Exercise description: Gather all lines in the data that hold the string "content".

--- Provided data ---

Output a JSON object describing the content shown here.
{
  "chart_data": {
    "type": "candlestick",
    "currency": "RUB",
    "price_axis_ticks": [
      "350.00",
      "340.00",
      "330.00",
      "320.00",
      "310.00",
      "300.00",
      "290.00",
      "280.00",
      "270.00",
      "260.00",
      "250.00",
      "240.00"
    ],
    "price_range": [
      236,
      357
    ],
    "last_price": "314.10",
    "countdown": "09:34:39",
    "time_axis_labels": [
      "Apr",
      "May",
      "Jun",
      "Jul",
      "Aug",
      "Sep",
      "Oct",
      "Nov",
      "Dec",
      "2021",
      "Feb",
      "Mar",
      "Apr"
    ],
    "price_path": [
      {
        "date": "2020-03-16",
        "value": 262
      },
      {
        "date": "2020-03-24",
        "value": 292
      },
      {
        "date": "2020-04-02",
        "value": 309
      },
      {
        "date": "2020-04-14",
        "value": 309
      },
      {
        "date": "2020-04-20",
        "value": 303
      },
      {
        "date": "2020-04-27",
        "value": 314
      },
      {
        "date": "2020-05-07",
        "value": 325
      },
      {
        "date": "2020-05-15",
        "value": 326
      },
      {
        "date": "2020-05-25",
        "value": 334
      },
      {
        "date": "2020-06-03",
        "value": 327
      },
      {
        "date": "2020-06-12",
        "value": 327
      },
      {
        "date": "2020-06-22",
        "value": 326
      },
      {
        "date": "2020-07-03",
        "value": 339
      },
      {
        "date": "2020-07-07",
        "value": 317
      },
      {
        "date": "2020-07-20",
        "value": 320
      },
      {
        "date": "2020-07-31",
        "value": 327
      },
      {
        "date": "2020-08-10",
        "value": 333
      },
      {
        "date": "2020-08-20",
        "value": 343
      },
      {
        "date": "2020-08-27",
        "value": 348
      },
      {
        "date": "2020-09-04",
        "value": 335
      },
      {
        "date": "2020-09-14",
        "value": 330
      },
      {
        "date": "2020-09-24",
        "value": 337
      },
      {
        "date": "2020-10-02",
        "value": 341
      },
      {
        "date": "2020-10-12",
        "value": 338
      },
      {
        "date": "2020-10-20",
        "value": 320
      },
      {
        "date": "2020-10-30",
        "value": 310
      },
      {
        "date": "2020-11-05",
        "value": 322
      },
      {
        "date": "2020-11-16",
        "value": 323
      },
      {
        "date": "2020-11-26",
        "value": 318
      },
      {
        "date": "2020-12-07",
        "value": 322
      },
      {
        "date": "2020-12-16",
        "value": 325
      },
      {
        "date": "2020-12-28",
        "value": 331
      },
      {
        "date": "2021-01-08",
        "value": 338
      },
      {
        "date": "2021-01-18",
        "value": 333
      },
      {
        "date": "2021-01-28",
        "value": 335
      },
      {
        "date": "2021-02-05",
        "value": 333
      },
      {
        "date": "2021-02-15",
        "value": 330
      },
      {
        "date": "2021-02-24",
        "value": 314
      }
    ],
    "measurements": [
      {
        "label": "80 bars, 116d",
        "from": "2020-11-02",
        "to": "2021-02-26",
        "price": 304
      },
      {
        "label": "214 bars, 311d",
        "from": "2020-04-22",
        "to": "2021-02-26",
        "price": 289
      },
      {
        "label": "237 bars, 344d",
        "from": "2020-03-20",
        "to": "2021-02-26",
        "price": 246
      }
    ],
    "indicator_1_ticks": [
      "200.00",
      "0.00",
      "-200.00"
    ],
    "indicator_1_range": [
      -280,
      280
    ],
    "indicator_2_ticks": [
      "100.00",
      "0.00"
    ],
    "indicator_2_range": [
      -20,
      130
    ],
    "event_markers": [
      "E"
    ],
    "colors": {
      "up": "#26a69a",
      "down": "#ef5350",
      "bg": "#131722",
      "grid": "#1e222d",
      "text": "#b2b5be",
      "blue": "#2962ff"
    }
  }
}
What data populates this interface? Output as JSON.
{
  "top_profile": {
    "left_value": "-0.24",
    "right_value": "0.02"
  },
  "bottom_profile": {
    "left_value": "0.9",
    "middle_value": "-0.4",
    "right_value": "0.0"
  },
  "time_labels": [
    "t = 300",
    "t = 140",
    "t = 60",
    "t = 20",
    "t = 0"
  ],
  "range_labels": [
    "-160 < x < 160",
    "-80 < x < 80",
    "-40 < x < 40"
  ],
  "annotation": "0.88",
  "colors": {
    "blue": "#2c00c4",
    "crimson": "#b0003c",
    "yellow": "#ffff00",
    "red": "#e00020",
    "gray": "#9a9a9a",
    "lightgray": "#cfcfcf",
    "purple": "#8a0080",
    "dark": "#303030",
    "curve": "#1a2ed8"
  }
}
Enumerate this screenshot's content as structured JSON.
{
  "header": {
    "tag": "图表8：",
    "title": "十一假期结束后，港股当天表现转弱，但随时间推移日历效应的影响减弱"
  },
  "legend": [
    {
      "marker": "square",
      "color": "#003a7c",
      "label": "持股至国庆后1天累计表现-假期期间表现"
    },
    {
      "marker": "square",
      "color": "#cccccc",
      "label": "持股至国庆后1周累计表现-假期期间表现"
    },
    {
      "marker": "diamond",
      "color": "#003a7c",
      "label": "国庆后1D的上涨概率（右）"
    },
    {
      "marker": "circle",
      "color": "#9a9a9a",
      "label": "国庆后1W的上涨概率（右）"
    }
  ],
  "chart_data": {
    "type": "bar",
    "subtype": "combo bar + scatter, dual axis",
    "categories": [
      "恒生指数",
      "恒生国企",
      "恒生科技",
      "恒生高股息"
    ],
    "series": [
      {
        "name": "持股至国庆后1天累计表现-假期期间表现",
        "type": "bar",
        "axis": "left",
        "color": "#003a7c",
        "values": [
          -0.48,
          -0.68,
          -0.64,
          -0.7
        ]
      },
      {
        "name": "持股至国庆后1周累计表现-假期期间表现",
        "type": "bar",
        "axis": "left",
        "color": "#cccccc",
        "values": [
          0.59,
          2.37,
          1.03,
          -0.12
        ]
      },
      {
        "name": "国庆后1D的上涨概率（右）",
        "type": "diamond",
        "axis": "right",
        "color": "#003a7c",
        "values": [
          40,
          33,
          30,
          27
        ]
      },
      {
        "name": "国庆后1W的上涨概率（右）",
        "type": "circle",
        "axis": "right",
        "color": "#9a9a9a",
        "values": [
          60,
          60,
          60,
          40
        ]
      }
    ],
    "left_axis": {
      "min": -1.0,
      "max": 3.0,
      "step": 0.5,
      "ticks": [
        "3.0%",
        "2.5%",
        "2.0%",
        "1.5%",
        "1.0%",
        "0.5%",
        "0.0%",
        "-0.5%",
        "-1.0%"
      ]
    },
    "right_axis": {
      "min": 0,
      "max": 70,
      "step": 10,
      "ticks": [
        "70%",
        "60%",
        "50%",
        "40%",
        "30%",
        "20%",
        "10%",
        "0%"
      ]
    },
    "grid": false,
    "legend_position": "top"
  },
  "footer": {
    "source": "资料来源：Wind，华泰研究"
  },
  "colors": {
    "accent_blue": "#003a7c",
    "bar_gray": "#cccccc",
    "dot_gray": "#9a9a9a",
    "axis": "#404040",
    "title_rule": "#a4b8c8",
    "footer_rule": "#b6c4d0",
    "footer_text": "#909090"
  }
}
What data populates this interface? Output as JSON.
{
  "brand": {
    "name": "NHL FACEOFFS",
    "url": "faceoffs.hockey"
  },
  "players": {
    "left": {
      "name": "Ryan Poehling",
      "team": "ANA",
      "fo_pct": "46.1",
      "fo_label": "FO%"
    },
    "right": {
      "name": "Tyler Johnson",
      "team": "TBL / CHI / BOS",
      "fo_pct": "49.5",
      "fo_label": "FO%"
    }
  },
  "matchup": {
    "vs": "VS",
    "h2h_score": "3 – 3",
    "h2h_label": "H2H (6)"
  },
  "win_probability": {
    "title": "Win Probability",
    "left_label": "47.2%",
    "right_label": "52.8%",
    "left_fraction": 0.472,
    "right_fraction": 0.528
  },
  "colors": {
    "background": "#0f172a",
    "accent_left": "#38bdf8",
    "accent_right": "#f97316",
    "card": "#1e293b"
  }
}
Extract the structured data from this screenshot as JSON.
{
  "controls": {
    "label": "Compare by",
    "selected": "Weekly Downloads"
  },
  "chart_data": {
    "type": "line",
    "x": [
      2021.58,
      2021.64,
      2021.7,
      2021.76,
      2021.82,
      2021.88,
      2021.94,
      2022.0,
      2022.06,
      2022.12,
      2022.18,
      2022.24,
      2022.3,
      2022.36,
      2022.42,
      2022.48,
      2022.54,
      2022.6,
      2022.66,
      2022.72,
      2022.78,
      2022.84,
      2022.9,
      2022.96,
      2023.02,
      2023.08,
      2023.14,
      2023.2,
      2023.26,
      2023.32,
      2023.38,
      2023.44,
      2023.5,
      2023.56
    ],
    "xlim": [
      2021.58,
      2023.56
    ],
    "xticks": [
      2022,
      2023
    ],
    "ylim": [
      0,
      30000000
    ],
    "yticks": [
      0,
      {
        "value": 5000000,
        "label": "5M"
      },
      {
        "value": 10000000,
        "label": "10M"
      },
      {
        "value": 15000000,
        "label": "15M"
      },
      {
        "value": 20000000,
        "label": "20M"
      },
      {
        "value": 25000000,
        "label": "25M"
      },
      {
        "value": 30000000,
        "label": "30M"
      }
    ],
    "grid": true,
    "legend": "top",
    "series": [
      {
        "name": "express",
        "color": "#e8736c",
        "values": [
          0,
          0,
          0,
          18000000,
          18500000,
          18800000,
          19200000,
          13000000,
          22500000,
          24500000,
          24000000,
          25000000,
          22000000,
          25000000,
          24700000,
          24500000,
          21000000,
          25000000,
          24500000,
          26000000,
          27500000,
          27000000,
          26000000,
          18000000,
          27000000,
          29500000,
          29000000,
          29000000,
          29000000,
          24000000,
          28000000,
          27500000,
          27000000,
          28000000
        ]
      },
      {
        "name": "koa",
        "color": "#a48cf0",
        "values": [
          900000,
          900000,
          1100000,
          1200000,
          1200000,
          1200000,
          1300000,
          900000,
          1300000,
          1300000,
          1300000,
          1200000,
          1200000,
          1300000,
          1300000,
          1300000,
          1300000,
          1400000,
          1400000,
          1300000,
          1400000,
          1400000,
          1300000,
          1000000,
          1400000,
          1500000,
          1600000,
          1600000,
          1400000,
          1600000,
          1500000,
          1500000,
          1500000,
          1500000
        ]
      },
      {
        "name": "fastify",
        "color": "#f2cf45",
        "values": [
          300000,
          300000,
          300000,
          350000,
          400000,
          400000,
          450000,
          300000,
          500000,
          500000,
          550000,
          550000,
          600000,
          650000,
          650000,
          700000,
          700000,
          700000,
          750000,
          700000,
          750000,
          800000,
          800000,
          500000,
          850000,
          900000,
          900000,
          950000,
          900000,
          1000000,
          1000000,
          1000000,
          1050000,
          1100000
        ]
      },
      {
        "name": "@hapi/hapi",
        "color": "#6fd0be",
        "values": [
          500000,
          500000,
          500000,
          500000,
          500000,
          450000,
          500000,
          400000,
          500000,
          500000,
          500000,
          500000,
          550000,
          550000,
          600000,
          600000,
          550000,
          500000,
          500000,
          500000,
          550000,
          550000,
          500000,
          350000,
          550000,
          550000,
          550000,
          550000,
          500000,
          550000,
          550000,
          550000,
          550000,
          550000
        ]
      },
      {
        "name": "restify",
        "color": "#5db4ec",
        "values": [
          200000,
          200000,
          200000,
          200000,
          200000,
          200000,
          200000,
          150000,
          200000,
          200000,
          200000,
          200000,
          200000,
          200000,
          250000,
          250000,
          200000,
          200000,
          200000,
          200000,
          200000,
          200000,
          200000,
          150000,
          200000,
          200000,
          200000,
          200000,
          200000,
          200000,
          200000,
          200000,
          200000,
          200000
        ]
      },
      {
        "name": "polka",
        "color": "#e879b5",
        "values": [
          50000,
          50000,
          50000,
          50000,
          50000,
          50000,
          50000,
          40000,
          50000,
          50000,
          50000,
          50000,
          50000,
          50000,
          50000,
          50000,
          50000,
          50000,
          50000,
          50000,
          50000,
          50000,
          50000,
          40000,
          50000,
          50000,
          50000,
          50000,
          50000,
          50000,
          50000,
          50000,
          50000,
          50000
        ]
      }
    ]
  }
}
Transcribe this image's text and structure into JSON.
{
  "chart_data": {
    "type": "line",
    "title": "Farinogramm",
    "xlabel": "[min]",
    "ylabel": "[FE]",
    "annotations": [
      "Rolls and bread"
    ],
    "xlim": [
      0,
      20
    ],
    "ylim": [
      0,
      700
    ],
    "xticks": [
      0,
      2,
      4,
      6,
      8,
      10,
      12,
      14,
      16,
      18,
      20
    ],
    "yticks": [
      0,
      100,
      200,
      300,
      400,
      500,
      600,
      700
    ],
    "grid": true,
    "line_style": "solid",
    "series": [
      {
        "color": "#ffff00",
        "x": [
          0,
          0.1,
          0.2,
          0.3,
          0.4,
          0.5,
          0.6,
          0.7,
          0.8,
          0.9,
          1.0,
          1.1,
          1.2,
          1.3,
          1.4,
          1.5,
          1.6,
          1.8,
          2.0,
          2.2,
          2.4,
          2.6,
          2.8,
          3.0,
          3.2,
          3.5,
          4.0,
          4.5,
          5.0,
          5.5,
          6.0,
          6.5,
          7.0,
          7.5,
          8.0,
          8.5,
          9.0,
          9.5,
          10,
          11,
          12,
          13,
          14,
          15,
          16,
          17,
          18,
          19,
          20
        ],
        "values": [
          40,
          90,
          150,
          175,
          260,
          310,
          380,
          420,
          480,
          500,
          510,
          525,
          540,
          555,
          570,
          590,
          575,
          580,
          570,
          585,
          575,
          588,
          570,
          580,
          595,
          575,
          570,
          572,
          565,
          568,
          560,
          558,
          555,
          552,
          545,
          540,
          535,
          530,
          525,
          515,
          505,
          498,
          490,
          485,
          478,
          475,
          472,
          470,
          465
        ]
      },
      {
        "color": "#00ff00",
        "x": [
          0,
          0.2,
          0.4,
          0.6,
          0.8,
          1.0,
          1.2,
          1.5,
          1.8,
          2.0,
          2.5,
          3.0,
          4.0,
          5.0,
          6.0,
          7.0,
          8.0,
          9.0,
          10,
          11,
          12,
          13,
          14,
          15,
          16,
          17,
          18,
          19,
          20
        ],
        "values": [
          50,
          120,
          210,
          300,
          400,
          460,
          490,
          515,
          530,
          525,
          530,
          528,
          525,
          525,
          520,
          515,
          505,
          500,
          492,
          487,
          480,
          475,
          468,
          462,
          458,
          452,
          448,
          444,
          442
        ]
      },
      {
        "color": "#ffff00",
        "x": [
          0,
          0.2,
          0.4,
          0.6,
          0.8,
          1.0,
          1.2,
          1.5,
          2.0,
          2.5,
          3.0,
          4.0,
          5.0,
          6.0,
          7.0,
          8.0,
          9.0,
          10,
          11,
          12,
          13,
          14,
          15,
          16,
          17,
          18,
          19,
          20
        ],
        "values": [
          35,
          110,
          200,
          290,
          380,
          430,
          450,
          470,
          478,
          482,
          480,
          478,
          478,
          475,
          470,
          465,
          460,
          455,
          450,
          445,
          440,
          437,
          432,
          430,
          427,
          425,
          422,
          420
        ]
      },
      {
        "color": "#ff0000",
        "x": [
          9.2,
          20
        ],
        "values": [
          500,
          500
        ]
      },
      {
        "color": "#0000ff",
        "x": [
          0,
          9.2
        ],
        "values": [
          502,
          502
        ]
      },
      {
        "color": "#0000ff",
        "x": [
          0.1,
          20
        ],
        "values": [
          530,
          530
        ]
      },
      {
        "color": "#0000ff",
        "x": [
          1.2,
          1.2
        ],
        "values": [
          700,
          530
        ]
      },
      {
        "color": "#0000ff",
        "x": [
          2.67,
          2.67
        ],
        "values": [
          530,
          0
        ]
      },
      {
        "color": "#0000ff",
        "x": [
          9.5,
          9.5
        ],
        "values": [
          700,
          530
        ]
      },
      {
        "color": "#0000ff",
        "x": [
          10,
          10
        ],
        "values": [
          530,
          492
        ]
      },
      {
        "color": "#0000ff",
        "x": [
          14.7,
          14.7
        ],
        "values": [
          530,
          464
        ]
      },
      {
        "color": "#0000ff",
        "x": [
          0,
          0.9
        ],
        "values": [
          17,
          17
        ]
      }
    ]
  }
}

---

Worked solution:
Output a JSON object describing the content shown here.
Enumerate this screenshot's content as structured JSON.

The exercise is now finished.